_Goal_: Copy out every line in which the string "JSON" occurs.

* * * * * * *

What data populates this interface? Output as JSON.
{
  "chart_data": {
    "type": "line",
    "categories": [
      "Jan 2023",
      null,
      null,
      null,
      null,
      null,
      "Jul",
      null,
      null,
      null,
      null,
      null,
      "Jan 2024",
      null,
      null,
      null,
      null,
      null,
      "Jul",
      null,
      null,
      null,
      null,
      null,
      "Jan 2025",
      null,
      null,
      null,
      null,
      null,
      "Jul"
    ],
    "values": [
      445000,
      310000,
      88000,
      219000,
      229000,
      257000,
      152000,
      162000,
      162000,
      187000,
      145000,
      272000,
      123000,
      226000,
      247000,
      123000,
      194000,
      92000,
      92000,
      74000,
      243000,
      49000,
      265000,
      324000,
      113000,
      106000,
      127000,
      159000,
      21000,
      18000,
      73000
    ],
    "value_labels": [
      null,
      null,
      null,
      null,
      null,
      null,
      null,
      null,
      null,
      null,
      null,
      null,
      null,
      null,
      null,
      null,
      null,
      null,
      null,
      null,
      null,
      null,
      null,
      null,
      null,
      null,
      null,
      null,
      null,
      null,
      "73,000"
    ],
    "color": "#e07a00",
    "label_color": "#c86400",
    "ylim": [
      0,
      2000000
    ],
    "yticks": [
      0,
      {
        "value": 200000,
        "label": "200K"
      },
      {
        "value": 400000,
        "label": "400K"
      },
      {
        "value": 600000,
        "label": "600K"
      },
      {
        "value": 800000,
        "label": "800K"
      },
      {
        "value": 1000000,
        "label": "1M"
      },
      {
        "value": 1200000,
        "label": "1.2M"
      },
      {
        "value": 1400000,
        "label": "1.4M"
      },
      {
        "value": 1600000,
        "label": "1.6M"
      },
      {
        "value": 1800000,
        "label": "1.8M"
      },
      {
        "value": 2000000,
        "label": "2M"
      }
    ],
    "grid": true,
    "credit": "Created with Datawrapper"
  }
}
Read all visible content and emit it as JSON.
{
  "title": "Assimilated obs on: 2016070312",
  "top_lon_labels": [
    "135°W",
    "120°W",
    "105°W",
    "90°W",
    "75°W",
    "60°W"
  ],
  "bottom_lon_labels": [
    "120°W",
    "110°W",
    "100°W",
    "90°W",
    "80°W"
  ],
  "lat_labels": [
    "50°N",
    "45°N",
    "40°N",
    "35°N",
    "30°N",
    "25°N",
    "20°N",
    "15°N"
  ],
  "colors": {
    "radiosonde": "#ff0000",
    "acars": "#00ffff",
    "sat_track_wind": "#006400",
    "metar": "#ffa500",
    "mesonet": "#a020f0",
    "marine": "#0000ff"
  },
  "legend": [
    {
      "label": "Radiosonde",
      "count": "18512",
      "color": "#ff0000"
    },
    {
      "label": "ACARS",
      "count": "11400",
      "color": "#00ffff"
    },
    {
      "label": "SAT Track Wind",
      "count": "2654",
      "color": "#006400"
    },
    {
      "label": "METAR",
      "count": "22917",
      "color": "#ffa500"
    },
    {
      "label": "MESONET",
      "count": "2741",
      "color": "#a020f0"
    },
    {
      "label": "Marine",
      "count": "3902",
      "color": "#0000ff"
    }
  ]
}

* * * * * * *

_Final result_:
What data populates this interface? Output as JSON.
Read all visible content and emit it as JSON.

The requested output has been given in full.